# [Your objective]
Find every line below with the word "their" in it, and copy each one.

Stored entries

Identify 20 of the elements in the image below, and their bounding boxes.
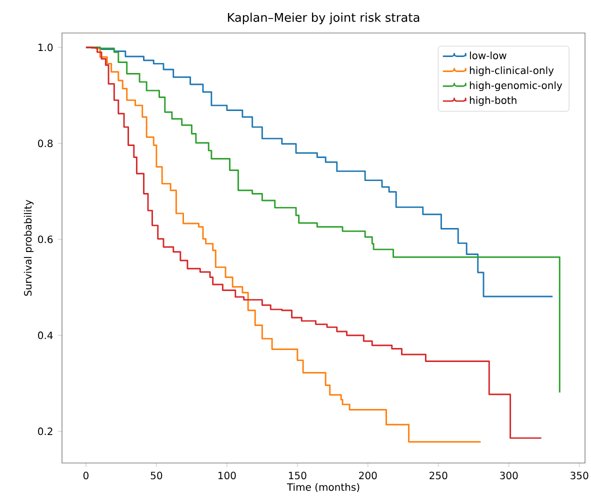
legend-label: high-clinical-only <box>470 66 554 76</box>
legend-label: high-both <box>470 96 516 106</box>
x-tick-label: 250 <box>430 472 448 480</box>
x-tick-label: 50 <box>150 472 162 480</box>
x-tick-label: 150 <box>288 472 306 480</box>
y-axis-title: Survival probability <box>24 200 34 296</box>
chart-title: Kaplan–Meier by joint risk strata <box>228 12 420 24</box>
x-tick-label: 0 <box>83 472 88 480</box>
x-tick-label: 300 <box>500 472 518 480</box>
y-tick-label: 1.0 <box>38 44 53 52</box>
legend-label: low-low <box>470 51 506 60</box>
legend-label: high-genomic-only <box>470 81 562 92</box>
x-tick-label: 200 <box>359 472 377 480</box>
x-axis-title: Time (months) <box>286 483 360 492</box>
x-tick-label: 100 <box>218 472 236 480</box>
y-tick-label: 0.2 <box>38 428 52 436</box>
y-tick-label: 0.8 <box>38 140 53 148</box>
y-tick-label: 0.4 <box>38 332 53 340</box>
x-tick-label: 350 <box>570 472 588 480</box>
y-tick-label: 0.6 <box>38 236 53 244</box>
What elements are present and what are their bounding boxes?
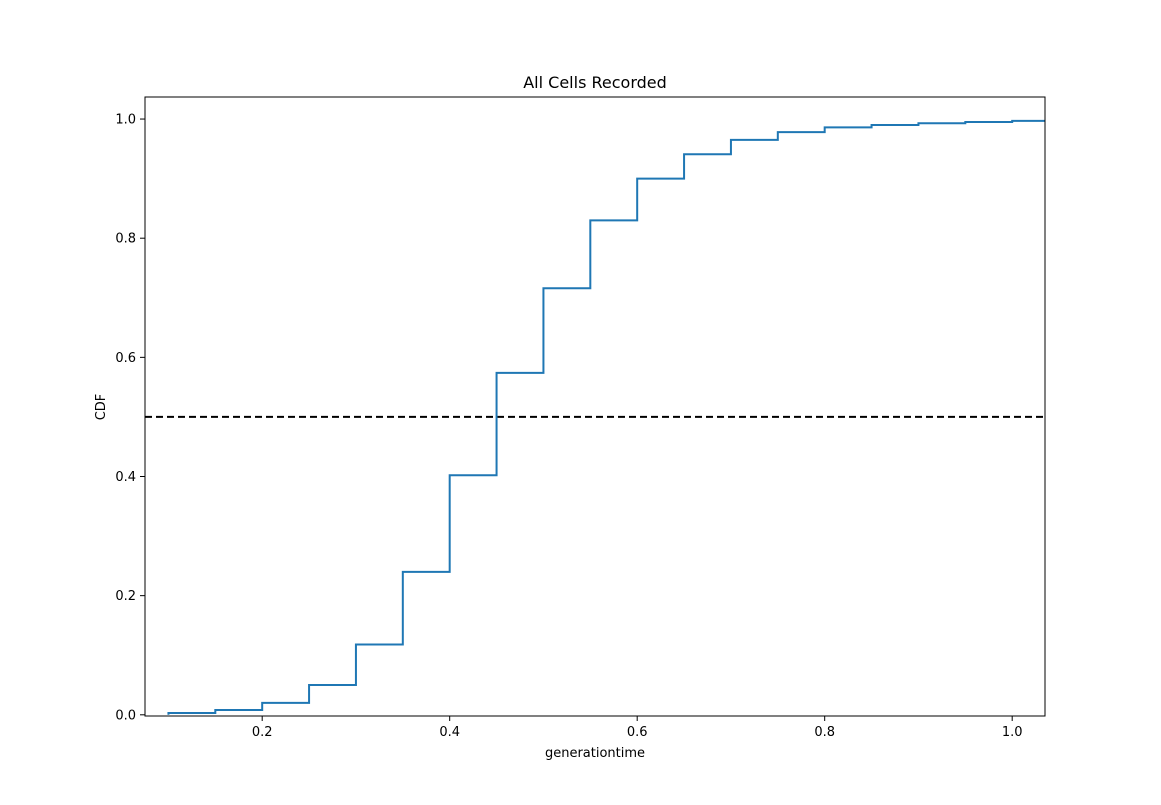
plot-frame (144, 96, 1046, 717)
y-tick-label: 1.0 (115, 113, 136, 128)
y-axis-label: CDF (94, 394, 109, 421)
x-axis-label: generationtime (545, 746, 645, 761)
y-tick-label: 0.6 (115, 351, 136, 366)
chart-title: All Cells Recorded (523, 73, 667, 92)
y-tick-label: 0.4 (115, 470, 136, 485)
x-tick-label: 0.2 (252, 725, 273, 740)
chart-marks (145, 119, 1045, 715)
x-tick-label: 0.4 (439, 725, 460, 740)
x-tick-label: 1.0 (1002, 725, 1023, 740)
x-tick-label: 0.6 (627, 725, 648, 740)
cdf-step-line (167, 119, 1045, 715)
y-tick-label: 0.2 (115, 589, 136, 604)
x-axis: 0.2 0.4 0.6 0.8 1.0 (252, 716, 1023, 740)
y-tick-label: 0.0 (115, 708, 136, 723)
y-tick-label: 0.8 (115, 232, 136, 247)
x-tick-label: 0.8 (814, 725, 835, 740)
y-axis: 0.0 0.2 0.4 0.6 0.8 1.0 (115, 113, 145, 723)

# [Output for this exercise]
Identify 20 of the elements in the image below, and their bounding boxes.
What elements are present and what are their bounding boxes?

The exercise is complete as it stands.